- **Collected data entries**

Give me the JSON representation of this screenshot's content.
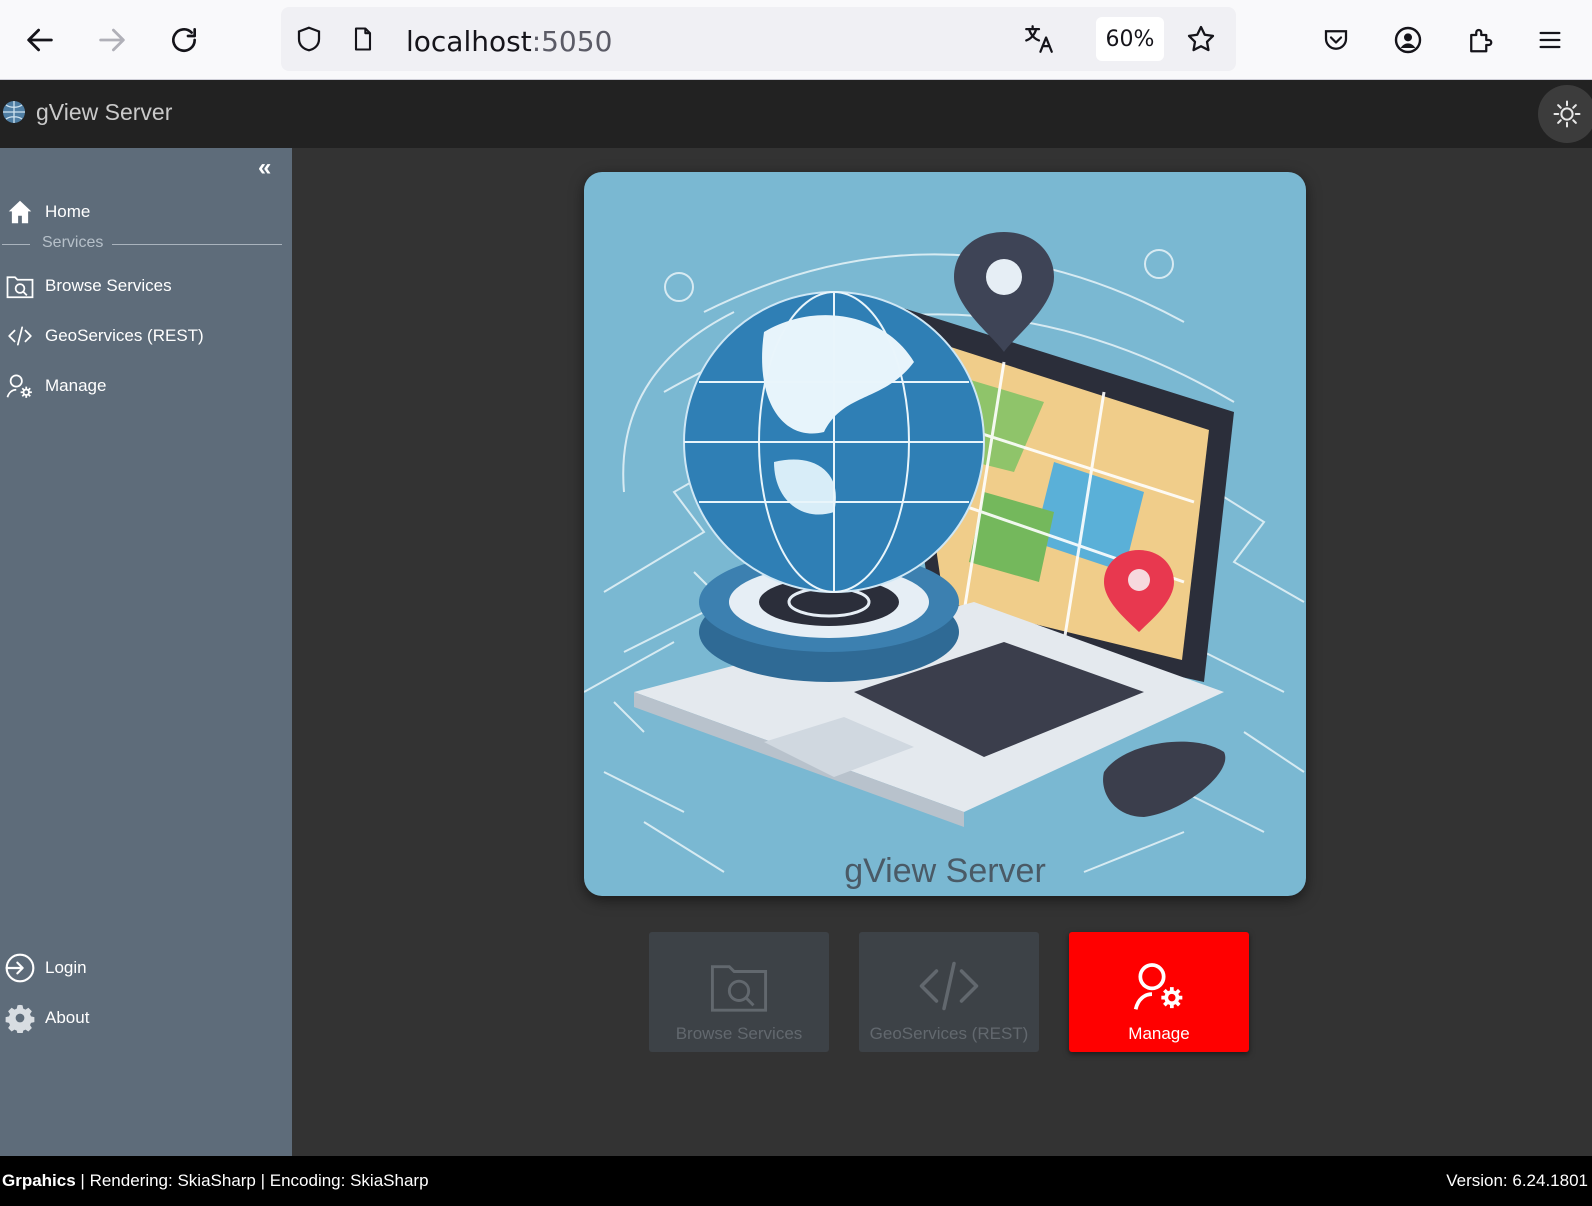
{
  "browser": {
    "url_host": "localhost",
    "url_port": ":5050",
    "zoom": "60%"
  },
  "app": {
    "title": "gView Server"
  },
  "sidebar": {
    "collapse_glyph": "«",
    "items": [
      {
        "label": "Home",
        "icon": "home-icon"
      },
      {
        "label": "Browse Services",
        "icon": "browse-icon"
      },
      {
        "label": "GeoServices (REST)",
        "icon": "code-icon"
      },
      {
        "label": "Manage",
        "icon": "manage-icon"
      }
    ],
    "section_services": "Services",
    "bottom_items": [
      {
        "label": "Login",
        "icon": "login-icon"
      },
      {
        "label": "About",
        "icon": "gear-icon"
      }
    ]
  },
  "hero": {
    "title": "gView Server"
  },
  "tiles": [
    {
      "label": "Browse Services",
      "state": "disabled"
    },
    {
      "label": "GeoServices (REST)",
      "state": "disabled"
    },
    {
      "label": "Manage",
      "state": "active"
    }
  ],
  "footer": {
    "graphics_label": "Grpahics",
    "graphics_info": " | Rendering: SkiaSharp | Encoding: SkiaSharp",
    "version": "Version: 6.24.1801"
  },
  "colors": {
    "header_bg": "#222222",
    "sidebar_bg": "#5e6c7a",
    "main_bg": "#333333",
    "accent_red": "#ff0000"
  }
}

- **What is expected**
Every record must be copied exactly, with images dropped from the result.

- **Result of this task**
Give me the JSON representation of this screenshot's content.
{
  "browser": {
    "url_host": "localhost",
    "url_port": ":5050",
    "zoom": "60%"
  },
  "app": {
    "title": "gView Server"
  },
  "sidebar": {
    "collapse_glyph": "«",
    "items": [
      {
        "label": "Home",
        "icon": "home-icon"
      },
      {
        "label": "Browse Services",
        "icon": "browse-icon"
      },
      {
        "label": "GeoServices (REST)",
        "icon": "code-icon"
      },
      {
        "label": "Manage",
        "icon": "manage-icon"
      }
    ],
    "section_services": "Services",
    "bottom_items": [
      {
        "label": "Login",
        "icon": "login-icon"
      },
      {
        "label": "About",
        "icon": "gear-icon"
      }
    ]
  },
  "hero": {
    "title": "gView Server"
  },
  "tiles": [
    {
      "label": "Browse Services",
      "state": "disabled"
    },
    {
      "label": "GeoServices (REST)",
      "state": "disabled"
    },
    {
      "label": "Manage",
      "state": "active"
    }
  ],
  "footer": {
    "graphics_label": "Grpahics",
    "graphics_info": " | Rendering: SkiaSharp | Encoding: SkiaSharp",
    "version": "Version: 6.24.1801"
  },
  "colors": {
    "header_bg": "#222222",
    "sidebar_bg": "#5e6c7a",
    "main_bg": "#333333",
    "accent_red": "#ff0000"
  }
}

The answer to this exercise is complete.